═══ Supplied information ═══

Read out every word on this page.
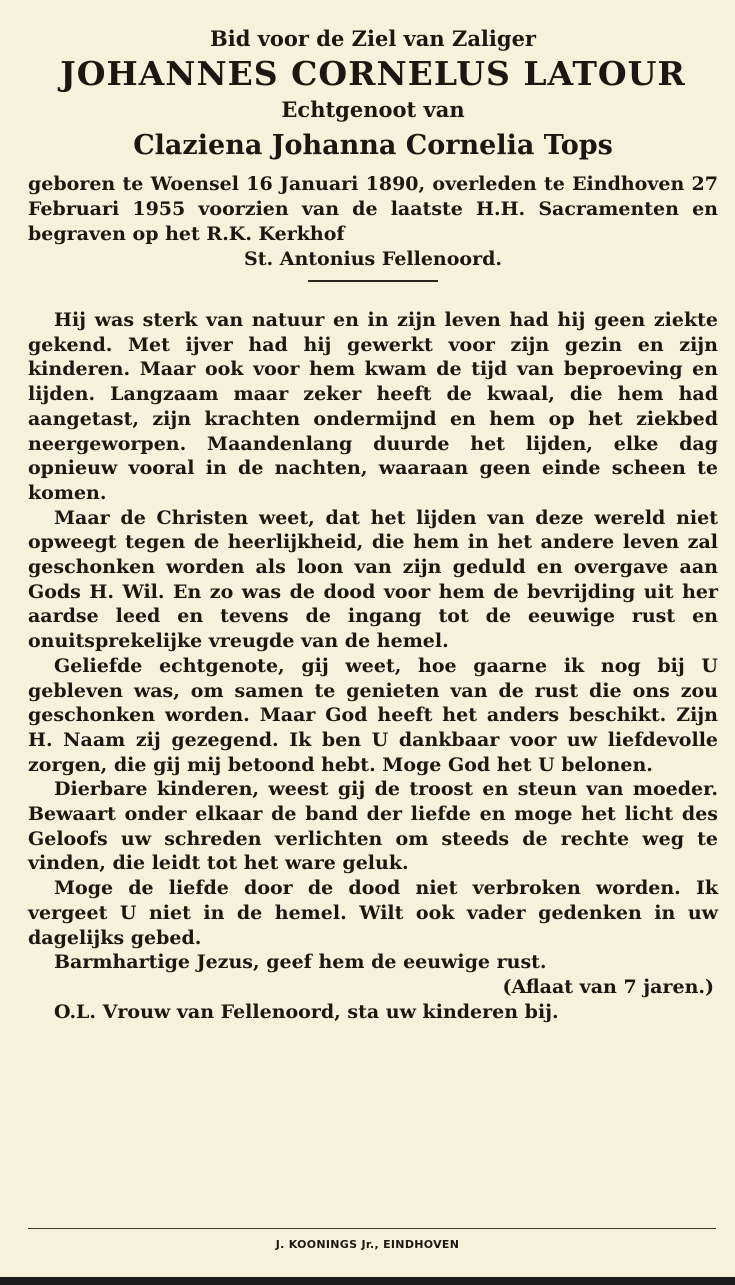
Bid voor de Ziel van Zaliger
JOHANNES CORNELUS LATOUR
Echtgenoot van
Claziena Johanna Cornelia Tops
geboren te Woensel 16 Januari 1890, overleden te Eindhoven 27 Februari 1955 voorzien van de laatste H.H. Sacramenten en begraven op het R.K. Kerkhof
St. Antonius Fellenoord.

Hij was sterk van natuur en in zijn leven had hij geen ziekte gekend. Met ijver had hij gewerkt voor zijn gezin en zijn kinderen. Maar ook voor hem kwam de tijd van beproeving en lijden. Langzaam maar zeker heeft de kwaal, die hem had aangetast, zijn krachten ondermijnd en hem op het ziekbed neergeworpen. Maandenlang duurde het lijden, elke dag opnieuw vooral in de nachten, waaraan geen einde scheen te komen.

Maar de Christen weet, dat het lijden van deze wereld niet opweegt tegen de heerlijkheid, die hem in het andere leven zal geschonken worden als loon van zijn geduld en overgave aan Gods H. Wil. En zo was de dood voor hem de bevrijding uit her aardse leed en tevens de ingang tot de eeuwige rust en onuitsprekelijke vreugde van de hemel.

Geliefde echtgenote, gij weet, hoe gaarne ik nog bij U gebleven was, om samen te genieten van de rust die ons zou geschonken worden. Maar God heeft het anders beschikt. Zijn H. Naam zij gezegend. Ik ben U dankbaar voor uw liefdevolle zorgen, die gij mij betoond hebt. Moge God het U belonen.

Dierbare kinderen, weest gij de troost en steun van moeder. Bewaart onder elkaar de band der liefde en moge het licht des Geloofs uw schreden verlichten om steeds de rechte weg te vinden, die leidt tot het ware geluk.

Moge de liefde door de dood niet verbroken worden. Ik vergeet U niet in de hemel. Wilt ook vader gedenken in uw dagelijks gebed.

Barmhartige Jezus, geef hem de eeuwige rust.

(Aflaat van 7 jaren.)

O.L. Vrouw van Fellenoord, sta uw kinderen bij.

J. KOONINGS Jr., EINDHOVEN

═══

### Aim of the task:
Among these entries, how many lines include the string "eeuwige"? Reply with the number by itself.

### Written response:
2